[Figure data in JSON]
— begin —

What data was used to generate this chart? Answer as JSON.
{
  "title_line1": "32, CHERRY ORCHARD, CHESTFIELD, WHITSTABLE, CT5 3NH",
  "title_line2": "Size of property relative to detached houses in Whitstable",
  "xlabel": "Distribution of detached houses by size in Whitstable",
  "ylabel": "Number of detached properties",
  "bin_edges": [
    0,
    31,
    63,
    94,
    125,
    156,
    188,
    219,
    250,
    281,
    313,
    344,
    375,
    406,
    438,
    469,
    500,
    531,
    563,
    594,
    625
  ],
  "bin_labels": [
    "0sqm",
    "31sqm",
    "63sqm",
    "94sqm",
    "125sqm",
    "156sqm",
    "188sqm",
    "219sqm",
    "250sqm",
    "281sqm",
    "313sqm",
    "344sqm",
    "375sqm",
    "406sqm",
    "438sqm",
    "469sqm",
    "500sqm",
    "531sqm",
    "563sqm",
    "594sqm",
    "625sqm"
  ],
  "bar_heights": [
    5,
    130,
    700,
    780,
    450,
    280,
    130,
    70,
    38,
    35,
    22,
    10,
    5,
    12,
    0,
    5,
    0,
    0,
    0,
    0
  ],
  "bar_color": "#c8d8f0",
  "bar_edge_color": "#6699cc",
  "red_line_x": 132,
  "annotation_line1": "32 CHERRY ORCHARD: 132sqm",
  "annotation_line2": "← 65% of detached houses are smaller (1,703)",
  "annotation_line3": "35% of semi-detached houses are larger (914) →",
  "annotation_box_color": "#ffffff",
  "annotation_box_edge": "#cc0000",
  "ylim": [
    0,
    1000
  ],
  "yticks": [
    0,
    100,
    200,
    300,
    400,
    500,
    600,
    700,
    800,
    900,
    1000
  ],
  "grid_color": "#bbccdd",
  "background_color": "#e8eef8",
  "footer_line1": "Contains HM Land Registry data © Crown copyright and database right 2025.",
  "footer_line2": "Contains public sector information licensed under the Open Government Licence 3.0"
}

— end —
— begin —

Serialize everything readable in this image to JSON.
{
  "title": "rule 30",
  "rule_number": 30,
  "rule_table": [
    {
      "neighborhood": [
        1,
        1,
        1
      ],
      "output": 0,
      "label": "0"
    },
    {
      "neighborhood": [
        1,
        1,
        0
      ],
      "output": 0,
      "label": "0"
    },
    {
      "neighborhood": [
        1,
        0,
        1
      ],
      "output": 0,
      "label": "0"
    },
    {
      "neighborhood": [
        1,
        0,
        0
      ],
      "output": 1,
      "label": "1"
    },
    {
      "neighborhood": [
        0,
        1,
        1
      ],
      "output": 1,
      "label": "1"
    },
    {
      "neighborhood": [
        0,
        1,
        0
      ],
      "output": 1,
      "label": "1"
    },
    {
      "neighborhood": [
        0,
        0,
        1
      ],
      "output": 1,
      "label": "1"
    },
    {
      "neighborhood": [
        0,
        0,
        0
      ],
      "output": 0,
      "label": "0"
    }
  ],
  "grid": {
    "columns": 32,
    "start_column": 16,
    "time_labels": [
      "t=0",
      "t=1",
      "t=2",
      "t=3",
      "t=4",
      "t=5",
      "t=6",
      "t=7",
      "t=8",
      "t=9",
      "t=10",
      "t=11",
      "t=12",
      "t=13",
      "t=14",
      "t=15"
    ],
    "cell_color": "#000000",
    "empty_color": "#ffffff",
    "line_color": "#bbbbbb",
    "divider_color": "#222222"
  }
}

— end —

**SET TASK:**
Look above for every line with the word "detached" and copy it.

**WRITTEN RESPONSE:**
  "title_line2": "Size of property relative to detached houses in Whitstable",
  "xlabel": "Distribution of detached houses by size in Whitstable",
  "ylabel": "Number of detached properties",
  "annotation_line2": "← 65% of detached houses are smaller (1,703)",
  "annotation_line3": "35% of semi-detached houses are larger (914) →",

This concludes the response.